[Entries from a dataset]
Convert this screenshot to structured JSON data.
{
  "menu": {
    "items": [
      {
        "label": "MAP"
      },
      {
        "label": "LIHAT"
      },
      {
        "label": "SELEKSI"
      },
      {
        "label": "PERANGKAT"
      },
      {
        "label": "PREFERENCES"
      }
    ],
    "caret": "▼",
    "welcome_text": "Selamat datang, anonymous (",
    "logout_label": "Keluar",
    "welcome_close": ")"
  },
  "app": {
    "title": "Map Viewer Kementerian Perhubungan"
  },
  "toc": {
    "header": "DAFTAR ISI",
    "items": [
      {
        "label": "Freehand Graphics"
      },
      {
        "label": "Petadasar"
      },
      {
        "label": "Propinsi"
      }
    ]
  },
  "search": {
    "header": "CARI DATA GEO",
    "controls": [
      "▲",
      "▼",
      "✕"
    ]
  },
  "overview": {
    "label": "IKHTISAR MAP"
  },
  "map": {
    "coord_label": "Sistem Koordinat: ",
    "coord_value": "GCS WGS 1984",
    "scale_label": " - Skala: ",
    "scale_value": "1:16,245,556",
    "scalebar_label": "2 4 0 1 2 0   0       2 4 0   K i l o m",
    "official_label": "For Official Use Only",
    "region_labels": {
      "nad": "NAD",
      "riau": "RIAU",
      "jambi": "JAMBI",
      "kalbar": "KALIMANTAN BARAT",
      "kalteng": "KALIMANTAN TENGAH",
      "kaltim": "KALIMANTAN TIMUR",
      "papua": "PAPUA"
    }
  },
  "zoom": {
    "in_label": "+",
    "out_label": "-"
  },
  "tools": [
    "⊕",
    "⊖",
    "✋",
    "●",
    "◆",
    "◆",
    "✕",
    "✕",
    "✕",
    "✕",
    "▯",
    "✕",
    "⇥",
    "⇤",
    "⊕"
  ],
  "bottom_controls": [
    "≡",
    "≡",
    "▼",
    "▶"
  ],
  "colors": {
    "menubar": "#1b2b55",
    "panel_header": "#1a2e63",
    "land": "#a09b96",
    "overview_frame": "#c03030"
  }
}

== GIVEN INSTRUCTION ==
Write all of the records out again exactly.

== EXERCISE RESULT ==
Convert this screenshot to structured JSON data.
{
  "menu": {
    "items": [
      {
        "label": "MAP"
      },
      {
        "label": "LIHAT"
      },
      {
        "label": "SELEKSI"
      },
      {
        "label": "PERANGKAT"
      },
      {
        "label": "PREFERENCES"
      }
    ],
    "caret": "▼",
    "welcome_text": "Selamat datang, anonymous (",
    "logout_label": "Keluar",
    "welcome_close": ")"
  },
  "app": {
    "title": "Map Viewer Kementerian Perhubungan"
  },
  "toc": {
    "header": "DAFTAR ISI",
    "items": [
      {
        "label": "Freehand Graphics"
      },
      {
        "label": "Petadasar"
      },
      {
        "label": "Propinsi"
      }
    ]
  },
  "search": {
    "header": "CARI DATA GEO",
    "controls": [
      "▲",
      "▼",
      "✕"
    ]
  },
  "overview": {
    "label": "IKHTISAR MAP"
  },
  "map": {
    "coord_label": "Sistem Koordinat: ",
    "coord_value": "GCS WGS 1984",
    "scale_label": " - Skala: ",
    "scale_value": "1:16,245,556",
    "scalebar_label": "2 4 0 1 2 0   0       2 4 0   K i l o m",
    "official_label": "For Official Use Only",
    "region_labels": {
      "nad": "NAD",
      "riau": "RIAU",
      "jambi": "JAMBI",
      "kalbar": "KALIMANTAN BARAT",
      "kalteng": "KALIMANTAN TENGAH",
      "kaltim": "KALIMANTAN TIMUR",
      "papua": "PAPUA"
    }
  },
  "zoom": {
    "in_label": "+",
    "out_label": "-"
  },
  "tools": [
    "⊕",
    "⊖",
    "✋",
    "●",
    "◆",
    "◆",
    "✕",
    "✕",
    "✕",
    "✕",
    "▯",
    "✕",
    "⇥",
    "⇤",
    "⊕"
  ],
  "bottom_controls": [
    "≡",
    "≡",
    "▼",
    "▶"
  ],
  "colors": {
    "menubar": "#1b2b55",
    "panel_header": "#1a2e63",
    "land": "#a09b96",
    "overview_frame": "#c03030"
  }
}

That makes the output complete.